WRITTEN EXERCISE: Present the following data again exactly as it is shown.

Stored data:
· · · ·
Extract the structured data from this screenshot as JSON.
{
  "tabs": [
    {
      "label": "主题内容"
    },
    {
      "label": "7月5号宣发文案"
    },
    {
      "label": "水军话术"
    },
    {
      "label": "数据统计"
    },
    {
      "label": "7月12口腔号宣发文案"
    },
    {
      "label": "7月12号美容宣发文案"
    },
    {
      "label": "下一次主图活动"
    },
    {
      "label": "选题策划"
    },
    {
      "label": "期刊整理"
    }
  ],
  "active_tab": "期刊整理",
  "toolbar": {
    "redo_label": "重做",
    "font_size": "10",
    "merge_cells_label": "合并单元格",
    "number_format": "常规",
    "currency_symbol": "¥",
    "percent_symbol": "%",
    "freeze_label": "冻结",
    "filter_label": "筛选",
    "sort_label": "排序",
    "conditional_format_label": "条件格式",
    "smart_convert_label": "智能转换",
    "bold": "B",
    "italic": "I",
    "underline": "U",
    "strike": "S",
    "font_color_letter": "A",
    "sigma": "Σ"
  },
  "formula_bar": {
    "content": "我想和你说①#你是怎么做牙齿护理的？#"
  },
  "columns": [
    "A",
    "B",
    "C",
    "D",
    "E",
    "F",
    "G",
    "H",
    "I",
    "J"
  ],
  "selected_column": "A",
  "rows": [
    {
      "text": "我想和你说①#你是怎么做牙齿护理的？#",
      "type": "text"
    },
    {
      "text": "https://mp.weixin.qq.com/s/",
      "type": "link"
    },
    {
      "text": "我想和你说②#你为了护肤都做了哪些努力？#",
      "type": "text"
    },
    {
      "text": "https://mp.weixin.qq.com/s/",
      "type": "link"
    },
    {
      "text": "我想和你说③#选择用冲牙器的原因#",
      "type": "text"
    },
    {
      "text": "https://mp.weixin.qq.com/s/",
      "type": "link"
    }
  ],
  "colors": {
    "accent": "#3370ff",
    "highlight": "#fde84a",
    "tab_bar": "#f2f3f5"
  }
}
· · · ·
THE OUTPUT:
Extract the structured data from this screenshot as JSON.
{
  "tabs": [
    {
      "label": "主题内容"
    },
    {
      "label": "7月5号宣发文案"
    },
    {
      "label": "水军话术"
    },
    {
      "label": "数据统计"
    },
    {
      "label": "7月12口腔号宣发文案"
    },
    {
      "label": "7月12号美容宣发文案"
    },
    {
      "label": "下一次主图活动"
    },
    {
      "label": "选题策划"
    },
    {
      "label": "期刊整理"
    }
  ],
  "active_tab": "期刊整理",
  "toolbar": {
    "redo_label": "重做",
    "font_size": "10",
    "merge_cells_label": "合并单元格",
    "number_format": "常规",
    "currency_symbol": "¥",
    "percent_symbol": "%",
    "freeze_label": "冻结",
    "filter_label": "筛选",
    "sort_label": "排序",
    "conditional_format_label": "条件格式",
    "smart_convert_label": "智能转换",
    "bold": "B",
    "italic": "I",
    "underline": "U",
    "strike": "S",
    "font_color_letter": "A",
    "sigma": "Σ"
  },
  "formula_bar": {
    "content": "我想和你说①#你是怎么做牙齿护理的？#"
  },
  "columns": [
    "A",
    "B",
    "C",
    "D",
    "E",
    "F",
    "G",
    "H",
    "I",
    "J"
  ],
  "selected_column": "A",
  "rows": [
    {
      "text": "我想和你说①#你是怎么做牙齿护理的？#",
      "type": "text"
    },
    {
      "text": "https://mp.weixin.qq.com/s/",
      "type": "link"
    },
    {
      "text": "我想和你说②#你为了护肤都做了哪些努力？#",
      "type": "text"
    },
    {
      "text": "https://mp.weixin.qq.com/s/",
      "type": "link"
    },
    {
      "text": "我想和你说③#选择用冲牙器的原因#",
      "type": "text"
    },
    {
      "text": "https://mp.weixin.qq.com/s/",
      "type": "link"
    }
  ],
  "colors": {
    "accent": "#3370ff",
    "highlight": "#fde84a",
    "tab_bar": "#f2f3f5"
  }
}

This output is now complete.